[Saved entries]
[start]

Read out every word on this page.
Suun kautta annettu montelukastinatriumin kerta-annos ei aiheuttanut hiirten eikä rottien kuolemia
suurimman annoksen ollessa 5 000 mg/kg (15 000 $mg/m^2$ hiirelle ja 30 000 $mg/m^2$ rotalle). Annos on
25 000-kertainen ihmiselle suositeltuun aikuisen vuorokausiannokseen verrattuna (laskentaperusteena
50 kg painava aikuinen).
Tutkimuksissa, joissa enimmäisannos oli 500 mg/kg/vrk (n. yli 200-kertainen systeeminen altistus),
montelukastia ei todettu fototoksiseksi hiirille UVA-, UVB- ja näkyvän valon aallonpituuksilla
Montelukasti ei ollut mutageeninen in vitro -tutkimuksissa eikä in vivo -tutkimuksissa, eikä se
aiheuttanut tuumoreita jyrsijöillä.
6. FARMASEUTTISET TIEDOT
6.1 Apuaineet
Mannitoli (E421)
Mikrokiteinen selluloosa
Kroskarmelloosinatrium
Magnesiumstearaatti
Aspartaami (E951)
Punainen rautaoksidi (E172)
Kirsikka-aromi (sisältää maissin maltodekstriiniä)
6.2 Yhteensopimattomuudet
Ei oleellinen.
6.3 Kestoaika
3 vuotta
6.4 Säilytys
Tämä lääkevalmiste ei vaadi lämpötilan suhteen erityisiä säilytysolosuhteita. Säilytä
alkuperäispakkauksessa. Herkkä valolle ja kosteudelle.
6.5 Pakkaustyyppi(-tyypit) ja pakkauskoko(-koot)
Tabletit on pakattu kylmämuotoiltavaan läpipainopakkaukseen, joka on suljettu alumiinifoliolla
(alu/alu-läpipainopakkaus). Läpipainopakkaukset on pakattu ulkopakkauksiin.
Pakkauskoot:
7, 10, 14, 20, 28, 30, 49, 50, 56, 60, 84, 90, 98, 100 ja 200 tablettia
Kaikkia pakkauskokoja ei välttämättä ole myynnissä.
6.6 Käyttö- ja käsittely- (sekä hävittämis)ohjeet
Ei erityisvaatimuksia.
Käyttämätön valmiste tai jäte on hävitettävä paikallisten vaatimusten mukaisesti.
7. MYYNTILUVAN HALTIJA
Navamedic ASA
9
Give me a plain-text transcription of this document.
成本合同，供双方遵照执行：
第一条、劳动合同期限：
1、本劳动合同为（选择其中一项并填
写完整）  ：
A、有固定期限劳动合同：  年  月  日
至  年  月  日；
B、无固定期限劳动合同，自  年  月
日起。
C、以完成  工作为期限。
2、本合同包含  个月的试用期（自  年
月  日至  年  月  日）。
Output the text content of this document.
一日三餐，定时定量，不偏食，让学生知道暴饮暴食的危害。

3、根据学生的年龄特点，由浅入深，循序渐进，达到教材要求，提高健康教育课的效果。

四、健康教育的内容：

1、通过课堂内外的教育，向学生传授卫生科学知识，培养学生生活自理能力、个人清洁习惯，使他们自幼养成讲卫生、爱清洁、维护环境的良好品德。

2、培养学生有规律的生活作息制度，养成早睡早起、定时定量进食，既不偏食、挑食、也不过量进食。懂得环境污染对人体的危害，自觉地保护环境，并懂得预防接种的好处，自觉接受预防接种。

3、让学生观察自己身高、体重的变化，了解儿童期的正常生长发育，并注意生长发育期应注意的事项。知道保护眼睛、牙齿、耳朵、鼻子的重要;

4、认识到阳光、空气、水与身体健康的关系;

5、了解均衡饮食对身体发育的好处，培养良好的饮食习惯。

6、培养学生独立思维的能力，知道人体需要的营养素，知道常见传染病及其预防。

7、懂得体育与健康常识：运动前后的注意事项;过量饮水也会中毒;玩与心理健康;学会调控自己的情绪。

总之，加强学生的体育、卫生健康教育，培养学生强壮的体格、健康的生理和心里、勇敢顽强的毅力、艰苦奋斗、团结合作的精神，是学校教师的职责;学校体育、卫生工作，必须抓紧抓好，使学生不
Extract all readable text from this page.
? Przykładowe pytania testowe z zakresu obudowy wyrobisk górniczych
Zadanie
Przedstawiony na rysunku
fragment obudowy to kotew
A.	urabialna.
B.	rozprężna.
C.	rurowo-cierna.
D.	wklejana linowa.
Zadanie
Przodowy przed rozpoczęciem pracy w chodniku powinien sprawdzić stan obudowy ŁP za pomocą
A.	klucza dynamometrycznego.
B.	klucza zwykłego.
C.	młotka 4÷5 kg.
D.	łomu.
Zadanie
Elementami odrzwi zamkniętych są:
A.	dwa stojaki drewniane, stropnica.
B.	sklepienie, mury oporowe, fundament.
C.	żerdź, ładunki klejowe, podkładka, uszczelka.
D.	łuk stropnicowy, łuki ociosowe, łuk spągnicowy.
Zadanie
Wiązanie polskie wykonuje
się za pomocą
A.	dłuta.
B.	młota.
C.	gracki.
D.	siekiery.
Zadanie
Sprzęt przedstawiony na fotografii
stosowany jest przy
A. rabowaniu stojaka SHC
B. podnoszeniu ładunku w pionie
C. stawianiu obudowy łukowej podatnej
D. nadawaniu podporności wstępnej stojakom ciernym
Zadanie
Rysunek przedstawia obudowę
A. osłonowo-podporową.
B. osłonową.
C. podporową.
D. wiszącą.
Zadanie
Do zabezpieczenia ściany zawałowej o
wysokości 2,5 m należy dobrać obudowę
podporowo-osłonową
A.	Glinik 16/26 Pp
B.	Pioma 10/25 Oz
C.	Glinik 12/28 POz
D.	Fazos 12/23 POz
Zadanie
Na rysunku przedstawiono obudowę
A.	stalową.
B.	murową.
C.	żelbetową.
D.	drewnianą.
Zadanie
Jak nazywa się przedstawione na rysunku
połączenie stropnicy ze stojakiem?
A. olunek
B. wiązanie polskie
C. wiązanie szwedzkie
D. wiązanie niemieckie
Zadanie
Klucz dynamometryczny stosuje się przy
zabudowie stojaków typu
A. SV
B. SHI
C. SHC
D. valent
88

[end]

Directive: Track down every line with the word "obudowę" and copy it.

Solution for this exercise:
Rysunek przedstawia obudowę
wysokości 2,5 m należy dobrać obudowę
Na rysunku przedstawiono obudowę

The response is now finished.